◆ **O que fazer**:
1. Edite o texto sobre as entrevistas na casa dos usuários, escrevendo de novo a parte que abre com as palavras "A experiência das" e fecha com "da pessoa entrevistada.". Nela, troque "bairro" por "quarteirão".
2. Retome o texto sobre as entrevistas na casa dos usuários a partir do ponto em que ele para.

◆ **Texto para revisão**:
───

A experiência das entrevistas na casa dos usuários proporcionou a observação direta do local e do bairro. Houve interação com demais membros da família, com amigos e com vizinhos. Em todas as casas juntaram-se outras pessoas para colaborar com a entrevista, contando situações cotidianas ou mesmo esclarecendo dúvidas da pessoa entrevistada.

Algumas variáveis precisam ser consideradas para o estudo, o fato de em algum momento da entrevista eu ser questionada sobre minha ligação/função no Hospital e a leitura do Termo de Consentimento Livre e Esclarecido (TCLE) antes do início da entrevista. Ao revelar ser Assistente Social alguns dos entrevistados tratavam de obter algumas informações que pudessem ajudá-los no atendimento do Hospital ou queriam esclarecimentos sobre benefícios e direitos previdenciários. Havia sempre uma troca de informações e, em um caso, um pedido direto para orientação sobre Benefício de Prestação Continuada (BPC), além de orientação para conseguir um laudo médico. As redes foram acionadas, mesmo em interações menos regulares ou repetidas ou o que Granovetter (1982) chama de laços fracos.

───

(Trechos de dados)

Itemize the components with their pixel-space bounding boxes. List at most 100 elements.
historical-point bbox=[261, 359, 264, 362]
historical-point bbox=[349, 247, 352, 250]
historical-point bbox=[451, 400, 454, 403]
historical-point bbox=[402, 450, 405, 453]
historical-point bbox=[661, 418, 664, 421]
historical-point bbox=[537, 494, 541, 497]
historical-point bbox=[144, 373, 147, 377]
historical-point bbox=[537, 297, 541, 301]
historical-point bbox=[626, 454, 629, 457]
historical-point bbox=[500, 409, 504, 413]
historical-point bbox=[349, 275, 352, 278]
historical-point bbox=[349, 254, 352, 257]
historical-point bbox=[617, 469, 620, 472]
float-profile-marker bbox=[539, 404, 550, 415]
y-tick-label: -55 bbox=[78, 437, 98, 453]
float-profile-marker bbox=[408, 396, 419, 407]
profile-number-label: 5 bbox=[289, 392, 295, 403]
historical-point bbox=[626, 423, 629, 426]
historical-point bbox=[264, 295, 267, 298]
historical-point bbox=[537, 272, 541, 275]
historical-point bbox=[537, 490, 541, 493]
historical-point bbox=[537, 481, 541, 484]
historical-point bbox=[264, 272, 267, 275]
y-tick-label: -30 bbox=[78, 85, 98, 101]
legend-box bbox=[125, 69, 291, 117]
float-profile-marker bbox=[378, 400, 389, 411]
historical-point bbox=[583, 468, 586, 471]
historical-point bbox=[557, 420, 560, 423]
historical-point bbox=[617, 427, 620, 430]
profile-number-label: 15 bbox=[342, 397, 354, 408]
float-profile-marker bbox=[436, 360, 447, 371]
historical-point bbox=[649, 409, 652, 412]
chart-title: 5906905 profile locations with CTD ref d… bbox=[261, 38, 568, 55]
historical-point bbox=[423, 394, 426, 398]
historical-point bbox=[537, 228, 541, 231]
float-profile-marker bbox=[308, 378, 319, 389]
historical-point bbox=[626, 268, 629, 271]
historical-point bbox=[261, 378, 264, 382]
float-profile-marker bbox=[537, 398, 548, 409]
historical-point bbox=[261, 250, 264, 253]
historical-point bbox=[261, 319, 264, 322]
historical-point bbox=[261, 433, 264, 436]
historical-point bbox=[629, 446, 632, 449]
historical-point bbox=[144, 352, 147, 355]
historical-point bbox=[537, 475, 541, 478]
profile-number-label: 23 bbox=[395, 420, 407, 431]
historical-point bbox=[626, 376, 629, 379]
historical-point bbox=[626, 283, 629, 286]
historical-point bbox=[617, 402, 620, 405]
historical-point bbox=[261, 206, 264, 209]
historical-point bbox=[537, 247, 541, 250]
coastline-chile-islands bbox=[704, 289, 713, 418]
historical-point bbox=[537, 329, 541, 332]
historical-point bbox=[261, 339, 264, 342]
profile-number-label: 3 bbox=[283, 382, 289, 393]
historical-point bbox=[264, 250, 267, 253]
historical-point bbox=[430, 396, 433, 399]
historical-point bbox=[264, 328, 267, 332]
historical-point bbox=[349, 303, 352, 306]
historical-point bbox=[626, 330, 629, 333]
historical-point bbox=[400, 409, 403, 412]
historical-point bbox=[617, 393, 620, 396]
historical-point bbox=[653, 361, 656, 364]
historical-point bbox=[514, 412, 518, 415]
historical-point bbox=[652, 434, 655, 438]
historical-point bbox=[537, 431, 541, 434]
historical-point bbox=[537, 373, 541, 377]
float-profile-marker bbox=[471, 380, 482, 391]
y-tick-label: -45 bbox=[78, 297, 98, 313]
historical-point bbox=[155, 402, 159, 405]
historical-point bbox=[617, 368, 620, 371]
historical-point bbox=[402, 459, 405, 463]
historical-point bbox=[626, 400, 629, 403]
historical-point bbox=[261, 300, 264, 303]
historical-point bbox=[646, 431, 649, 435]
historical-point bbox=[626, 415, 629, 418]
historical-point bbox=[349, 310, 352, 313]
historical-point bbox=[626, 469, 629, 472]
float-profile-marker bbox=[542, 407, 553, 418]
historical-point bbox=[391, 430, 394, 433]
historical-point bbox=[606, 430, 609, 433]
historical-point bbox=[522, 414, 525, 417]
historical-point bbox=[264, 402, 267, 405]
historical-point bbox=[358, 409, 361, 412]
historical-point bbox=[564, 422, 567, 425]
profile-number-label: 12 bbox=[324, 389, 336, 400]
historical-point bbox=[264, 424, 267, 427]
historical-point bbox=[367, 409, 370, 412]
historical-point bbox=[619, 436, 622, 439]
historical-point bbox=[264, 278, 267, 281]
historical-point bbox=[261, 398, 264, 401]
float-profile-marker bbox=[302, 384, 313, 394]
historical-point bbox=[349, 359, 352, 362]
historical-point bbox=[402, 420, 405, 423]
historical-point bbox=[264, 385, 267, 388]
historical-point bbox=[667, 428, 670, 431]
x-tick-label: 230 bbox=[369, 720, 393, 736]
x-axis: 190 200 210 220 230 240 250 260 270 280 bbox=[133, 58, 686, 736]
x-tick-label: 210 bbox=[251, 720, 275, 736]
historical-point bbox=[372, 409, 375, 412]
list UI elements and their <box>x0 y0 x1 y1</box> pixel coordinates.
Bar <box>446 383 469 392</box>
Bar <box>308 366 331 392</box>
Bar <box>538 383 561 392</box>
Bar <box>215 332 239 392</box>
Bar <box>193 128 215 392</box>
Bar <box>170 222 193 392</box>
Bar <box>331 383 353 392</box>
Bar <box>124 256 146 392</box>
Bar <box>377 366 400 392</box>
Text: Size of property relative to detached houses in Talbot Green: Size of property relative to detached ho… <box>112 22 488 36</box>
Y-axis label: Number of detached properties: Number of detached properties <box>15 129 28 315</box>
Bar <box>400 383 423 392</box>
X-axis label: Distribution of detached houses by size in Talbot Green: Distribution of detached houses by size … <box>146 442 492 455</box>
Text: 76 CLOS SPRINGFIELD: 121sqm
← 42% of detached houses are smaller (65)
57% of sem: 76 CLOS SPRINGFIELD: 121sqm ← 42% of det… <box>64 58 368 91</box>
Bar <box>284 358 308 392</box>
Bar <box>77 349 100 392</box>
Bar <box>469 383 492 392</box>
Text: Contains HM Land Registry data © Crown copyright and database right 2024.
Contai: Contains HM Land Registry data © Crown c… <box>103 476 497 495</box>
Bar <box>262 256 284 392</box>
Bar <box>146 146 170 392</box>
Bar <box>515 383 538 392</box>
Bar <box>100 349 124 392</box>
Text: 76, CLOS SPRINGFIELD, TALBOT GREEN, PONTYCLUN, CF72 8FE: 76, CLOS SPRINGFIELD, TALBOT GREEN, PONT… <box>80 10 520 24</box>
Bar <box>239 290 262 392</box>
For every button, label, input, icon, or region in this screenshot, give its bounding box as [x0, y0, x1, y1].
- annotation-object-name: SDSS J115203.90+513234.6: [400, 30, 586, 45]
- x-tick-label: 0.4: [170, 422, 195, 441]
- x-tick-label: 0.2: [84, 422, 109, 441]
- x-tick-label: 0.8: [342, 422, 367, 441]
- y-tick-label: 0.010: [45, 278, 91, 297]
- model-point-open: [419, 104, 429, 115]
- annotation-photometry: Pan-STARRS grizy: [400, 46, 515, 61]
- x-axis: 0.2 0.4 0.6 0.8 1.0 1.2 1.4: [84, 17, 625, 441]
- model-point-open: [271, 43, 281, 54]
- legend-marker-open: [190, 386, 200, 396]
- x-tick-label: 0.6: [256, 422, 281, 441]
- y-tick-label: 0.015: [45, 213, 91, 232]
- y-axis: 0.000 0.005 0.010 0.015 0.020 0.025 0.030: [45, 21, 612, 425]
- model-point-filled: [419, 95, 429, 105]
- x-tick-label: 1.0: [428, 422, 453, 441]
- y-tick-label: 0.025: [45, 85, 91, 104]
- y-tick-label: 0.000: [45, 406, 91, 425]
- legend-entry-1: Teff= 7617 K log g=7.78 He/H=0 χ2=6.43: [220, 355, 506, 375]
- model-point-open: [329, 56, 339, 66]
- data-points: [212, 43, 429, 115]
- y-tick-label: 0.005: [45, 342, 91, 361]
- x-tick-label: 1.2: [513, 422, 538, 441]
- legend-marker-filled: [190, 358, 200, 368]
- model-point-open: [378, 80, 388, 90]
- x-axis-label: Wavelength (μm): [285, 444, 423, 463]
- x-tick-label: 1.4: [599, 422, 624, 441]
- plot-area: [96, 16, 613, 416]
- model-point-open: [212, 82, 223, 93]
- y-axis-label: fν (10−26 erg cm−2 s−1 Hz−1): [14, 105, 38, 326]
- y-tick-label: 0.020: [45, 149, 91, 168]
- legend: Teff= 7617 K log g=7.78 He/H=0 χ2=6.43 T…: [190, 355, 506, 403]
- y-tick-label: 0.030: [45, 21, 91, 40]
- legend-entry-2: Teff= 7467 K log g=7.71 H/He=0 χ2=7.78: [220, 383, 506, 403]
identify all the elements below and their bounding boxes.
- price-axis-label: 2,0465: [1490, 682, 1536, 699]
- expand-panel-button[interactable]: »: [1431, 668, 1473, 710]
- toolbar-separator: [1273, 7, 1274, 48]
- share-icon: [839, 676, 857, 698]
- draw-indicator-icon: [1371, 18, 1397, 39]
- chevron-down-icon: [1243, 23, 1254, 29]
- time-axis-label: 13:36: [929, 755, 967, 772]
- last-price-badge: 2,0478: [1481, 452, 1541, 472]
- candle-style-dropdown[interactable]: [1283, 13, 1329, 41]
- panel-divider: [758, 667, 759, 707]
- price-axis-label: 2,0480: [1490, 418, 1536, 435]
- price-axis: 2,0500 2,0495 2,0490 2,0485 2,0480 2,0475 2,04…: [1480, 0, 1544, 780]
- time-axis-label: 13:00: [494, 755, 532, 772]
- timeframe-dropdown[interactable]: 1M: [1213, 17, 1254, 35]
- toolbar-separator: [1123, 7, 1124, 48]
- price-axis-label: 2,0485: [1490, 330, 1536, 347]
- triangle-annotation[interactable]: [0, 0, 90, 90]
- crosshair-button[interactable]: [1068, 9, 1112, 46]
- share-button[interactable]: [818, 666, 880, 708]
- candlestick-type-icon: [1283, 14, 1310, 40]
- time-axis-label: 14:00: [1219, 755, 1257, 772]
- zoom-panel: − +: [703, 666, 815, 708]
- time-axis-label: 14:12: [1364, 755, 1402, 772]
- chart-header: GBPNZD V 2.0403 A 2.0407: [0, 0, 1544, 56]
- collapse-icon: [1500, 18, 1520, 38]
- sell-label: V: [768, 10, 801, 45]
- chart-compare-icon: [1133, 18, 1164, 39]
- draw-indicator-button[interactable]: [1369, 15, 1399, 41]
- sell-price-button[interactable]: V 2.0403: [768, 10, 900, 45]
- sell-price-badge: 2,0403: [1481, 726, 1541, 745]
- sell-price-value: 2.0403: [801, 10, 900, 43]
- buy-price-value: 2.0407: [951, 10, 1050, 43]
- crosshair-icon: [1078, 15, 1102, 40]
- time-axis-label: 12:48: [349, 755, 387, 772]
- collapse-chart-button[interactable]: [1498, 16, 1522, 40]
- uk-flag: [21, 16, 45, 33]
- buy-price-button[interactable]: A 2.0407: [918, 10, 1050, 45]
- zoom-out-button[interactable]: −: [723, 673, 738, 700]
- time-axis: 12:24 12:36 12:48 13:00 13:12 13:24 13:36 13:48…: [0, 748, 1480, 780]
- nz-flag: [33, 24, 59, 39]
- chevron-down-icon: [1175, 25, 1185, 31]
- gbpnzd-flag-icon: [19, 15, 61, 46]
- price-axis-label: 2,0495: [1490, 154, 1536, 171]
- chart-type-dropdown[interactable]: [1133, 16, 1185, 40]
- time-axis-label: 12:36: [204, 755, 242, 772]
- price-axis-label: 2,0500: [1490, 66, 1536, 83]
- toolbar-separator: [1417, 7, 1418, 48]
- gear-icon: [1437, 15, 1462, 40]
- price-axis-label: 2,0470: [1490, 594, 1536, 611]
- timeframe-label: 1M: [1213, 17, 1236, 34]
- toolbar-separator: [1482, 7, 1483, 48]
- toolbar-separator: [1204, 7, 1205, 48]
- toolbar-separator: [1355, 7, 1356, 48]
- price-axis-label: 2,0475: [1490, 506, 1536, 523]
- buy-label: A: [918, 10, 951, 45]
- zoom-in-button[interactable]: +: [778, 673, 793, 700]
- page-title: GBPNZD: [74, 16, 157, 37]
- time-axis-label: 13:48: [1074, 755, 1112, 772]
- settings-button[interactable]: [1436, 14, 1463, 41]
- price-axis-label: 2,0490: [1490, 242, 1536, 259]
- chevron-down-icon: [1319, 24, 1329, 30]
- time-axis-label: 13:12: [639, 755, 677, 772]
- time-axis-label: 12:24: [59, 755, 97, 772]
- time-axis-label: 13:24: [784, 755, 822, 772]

───

◆ **Respostas em ordem**:
1.
A experiência das entrevistas na casa dos usuários proporcionou a observação direta do local e do quarteirão. Houve interação com demais membros da família, com amigos e com vizinhos. Em todas as casas juntaram-se outras pessoas para colaborar com a entrevista, contando situações cotidianas ou mesmo esclarecendo dúvidas da pessoa entrevistada.

2.
O TCLE é obrigatório conforme orientação do Comitê de Ética em Pesquisa (CEP) e o seu conteúdo é previamente aprovado pelo mesmo comitê. Na formulação dos itens há informações sobre a pesquisa, inclusive sobre os objetivos, o que antecipa ao entrevistado o teor e os interesses da pesquisadora, em muitos casos interferindo na fala dos entrevistados que antecipavam algumas respostas sobre os seus conhecidos.